[START SOURCE DATA]

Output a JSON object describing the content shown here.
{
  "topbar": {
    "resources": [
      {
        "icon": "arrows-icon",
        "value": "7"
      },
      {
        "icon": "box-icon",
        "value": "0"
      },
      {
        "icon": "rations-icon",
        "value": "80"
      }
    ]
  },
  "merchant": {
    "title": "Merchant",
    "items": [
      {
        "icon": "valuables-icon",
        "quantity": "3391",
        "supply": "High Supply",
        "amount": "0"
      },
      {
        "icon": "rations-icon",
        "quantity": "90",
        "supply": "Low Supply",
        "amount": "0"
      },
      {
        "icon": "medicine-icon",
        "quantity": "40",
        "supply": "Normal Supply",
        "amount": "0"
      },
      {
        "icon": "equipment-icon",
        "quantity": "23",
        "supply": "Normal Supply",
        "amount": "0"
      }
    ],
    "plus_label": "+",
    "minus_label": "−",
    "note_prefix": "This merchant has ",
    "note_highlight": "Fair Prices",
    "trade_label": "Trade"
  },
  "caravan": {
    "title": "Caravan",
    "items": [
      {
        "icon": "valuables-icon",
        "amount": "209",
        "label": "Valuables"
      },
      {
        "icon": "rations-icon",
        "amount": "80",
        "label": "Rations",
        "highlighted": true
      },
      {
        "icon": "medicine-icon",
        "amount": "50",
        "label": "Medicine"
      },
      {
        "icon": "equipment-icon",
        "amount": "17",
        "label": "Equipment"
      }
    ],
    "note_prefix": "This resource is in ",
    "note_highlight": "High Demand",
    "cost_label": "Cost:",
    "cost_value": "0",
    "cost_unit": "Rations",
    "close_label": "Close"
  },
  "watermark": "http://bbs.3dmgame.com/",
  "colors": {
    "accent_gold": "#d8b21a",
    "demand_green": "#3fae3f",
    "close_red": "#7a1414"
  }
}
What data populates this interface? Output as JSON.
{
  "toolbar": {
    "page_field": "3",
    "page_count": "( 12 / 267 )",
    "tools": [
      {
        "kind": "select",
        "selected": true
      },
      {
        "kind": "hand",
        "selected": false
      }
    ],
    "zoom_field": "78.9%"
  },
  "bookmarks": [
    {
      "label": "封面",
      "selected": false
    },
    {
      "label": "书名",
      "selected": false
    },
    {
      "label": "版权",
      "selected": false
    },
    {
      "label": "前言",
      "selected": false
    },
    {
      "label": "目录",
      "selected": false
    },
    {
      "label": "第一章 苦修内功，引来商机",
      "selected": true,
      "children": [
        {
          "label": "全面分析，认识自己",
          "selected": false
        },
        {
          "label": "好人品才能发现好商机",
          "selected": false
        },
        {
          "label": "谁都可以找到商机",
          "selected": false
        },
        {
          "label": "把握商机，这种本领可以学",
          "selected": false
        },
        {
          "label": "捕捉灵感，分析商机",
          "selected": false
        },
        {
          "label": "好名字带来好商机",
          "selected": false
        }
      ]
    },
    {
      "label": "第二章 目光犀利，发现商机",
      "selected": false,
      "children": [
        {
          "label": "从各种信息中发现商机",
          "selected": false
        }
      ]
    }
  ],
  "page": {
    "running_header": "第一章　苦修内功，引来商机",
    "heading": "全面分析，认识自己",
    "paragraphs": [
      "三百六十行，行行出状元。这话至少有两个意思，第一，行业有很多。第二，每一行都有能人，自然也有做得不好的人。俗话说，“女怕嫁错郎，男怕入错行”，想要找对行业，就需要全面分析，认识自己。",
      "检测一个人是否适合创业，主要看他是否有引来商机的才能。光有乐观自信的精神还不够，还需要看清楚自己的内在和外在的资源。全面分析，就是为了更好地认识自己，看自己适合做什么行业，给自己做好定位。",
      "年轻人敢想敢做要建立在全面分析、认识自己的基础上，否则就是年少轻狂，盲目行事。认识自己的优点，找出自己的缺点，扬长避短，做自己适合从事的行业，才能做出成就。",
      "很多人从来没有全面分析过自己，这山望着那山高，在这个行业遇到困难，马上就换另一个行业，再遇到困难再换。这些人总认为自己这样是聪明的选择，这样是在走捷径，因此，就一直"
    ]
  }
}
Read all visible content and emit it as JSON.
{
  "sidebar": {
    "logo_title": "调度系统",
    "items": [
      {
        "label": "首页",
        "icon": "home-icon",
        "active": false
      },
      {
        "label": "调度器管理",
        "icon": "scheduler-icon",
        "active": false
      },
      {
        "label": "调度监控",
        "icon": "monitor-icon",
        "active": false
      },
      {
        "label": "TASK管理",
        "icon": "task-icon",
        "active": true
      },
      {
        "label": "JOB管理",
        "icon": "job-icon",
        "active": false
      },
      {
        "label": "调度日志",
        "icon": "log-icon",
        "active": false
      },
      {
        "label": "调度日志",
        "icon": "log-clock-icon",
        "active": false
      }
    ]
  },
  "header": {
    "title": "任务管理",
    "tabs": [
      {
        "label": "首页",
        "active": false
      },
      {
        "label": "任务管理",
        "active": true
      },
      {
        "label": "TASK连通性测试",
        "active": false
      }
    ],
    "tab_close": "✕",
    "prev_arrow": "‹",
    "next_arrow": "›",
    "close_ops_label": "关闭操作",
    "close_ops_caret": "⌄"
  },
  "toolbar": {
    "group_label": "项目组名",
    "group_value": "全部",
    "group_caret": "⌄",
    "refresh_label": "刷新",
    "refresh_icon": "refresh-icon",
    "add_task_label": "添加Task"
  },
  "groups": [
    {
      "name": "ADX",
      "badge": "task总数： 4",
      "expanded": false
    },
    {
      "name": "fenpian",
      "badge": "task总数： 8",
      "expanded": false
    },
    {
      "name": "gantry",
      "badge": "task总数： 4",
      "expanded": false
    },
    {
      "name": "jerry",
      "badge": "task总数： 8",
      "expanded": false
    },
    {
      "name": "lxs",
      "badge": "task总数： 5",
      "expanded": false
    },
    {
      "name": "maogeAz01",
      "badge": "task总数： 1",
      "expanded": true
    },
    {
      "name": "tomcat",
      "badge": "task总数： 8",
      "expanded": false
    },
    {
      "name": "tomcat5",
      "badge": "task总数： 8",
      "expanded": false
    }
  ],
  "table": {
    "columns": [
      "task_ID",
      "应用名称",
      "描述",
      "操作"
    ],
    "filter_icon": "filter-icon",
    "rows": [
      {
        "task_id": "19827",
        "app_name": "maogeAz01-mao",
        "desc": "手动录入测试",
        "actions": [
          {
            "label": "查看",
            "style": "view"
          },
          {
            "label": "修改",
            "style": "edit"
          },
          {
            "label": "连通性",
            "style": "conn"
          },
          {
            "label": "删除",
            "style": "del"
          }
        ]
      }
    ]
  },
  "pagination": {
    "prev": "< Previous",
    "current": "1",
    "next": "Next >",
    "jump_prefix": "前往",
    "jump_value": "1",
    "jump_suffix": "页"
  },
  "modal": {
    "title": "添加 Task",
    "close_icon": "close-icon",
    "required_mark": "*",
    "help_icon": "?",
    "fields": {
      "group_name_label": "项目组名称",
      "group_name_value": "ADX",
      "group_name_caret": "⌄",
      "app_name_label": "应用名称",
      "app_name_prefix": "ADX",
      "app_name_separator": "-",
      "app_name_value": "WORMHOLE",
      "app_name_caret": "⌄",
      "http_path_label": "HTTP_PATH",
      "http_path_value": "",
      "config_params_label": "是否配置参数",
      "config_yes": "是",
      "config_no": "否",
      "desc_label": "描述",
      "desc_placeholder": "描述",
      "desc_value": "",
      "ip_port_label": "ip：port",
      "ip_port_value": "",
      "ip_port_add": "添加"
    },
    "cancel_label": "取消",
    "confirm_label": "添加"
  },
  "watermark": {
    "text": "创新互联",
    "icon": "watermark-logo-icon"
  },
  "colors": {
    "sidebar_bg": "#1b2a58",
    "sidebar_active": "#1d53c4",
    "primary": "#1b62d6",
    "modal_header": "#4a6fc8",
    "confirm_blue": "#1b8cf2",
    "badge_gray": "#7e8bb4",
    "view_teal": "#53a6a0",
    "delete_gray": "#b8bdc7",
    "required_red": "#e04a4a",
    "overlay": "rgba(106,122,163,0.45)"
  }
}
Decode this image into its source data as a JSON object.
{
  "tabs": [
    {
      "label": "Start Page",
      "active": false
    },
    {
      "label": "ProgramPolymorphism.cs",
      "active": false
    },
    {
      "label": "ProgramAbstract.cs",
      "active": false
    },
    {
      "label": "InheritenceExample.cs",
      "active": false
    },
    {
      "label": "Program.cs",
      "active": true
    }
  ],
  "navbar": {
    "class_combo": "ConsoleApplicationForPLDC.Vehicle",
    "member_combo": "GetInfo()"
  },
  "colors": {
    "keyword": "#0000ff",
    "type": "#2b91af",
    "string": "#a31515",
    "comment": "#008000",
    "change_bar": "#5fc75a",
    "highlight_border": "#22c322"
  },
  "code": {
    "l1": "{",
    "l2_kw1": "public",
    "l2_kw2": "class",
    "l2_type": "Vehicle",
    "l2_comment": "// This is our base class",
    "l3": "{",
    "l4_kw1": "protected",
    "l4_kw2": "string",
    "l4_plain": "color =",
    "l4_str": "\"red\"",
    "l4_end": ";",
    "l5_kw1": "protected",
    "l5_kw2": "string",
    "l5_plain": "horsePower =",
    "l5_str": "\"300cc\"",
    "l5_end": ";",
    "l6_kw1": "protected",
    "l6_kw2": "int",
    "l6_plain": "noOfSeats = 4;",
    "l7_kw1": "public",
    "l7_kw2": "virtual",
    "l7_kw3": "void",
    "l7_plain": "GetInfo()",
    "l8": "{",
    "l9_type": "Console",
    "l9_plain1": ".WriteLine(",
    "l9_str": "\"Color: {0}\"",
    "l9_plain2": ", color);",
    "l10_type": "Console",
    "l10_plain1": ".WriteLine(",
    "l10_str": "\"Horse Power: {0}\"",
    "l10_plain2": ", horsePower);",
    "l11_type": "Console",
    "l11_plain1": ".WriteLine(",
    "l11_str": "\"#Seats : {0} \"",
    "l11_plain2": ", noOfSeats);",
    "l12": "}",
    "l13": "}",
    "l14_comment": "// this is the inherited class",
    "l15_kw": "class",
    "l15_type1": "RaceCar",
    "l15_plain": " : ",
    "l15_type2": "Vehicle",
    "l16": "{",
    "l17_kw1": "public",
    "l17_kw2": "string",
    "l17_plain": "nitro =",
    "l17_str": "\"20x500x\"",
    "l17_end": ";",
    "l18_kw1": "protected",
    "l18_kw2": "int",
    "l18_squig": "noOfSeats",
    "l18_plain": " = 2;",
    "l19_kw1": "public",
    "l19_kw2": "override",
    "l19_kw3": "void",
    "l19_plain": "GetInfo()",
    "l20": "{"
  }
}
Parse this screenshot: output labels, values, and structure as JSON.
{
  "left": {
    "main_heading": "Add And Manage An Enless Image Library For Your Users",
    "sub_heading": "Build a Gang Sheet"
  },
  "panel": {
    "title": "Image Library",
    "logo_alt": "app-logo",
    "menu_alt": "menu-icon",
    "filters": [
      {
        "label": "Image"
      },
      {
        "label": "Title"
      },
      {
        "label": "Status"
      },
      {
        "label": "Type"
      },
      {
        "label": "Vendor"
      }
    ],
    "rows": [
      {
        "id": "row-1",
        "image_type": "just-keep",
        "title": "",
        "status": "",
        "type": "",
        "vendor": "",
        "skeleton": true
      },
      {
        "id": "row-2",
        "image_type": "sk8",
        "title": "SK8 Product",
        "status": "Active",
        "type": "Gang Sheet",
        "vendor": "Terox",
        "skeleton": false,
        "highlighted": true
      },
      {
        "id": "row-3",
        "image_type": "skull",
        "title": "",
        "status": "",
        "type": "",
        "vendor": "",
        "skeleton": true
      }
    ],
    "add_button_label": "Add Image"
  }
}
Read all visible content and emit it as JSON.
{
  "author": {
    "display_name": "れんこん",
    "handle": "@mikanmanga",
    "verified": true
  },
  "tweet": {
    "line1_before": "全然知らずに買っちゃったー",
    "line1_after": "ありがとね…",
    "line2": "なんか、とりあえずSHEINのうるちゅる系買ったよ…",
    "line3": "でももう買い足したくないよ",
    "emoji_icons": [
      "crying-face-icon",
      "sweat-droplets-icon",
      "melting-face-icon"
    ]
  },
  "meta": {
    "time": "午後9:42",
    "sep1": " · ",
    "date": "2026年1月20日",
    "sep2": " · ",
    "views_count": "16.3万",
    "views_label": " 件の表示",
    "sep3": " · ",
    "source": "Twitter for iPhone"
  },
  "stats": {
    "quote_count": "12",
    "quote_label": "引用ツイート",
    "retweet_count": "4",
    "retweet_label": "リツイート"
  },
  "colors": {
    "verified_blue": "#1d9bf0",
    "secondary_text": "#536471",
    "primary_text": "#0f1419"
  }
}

[END SOURCE DATA]

WHAT IS BEING ASKED: Pull out all lines from the entries above in which the word "Library" appears.

RESPONSE TO THIS EXERCISE:
    "main_heading": "Add And Manage An Enless Image Library For Your Users",
    "title": "Image Library",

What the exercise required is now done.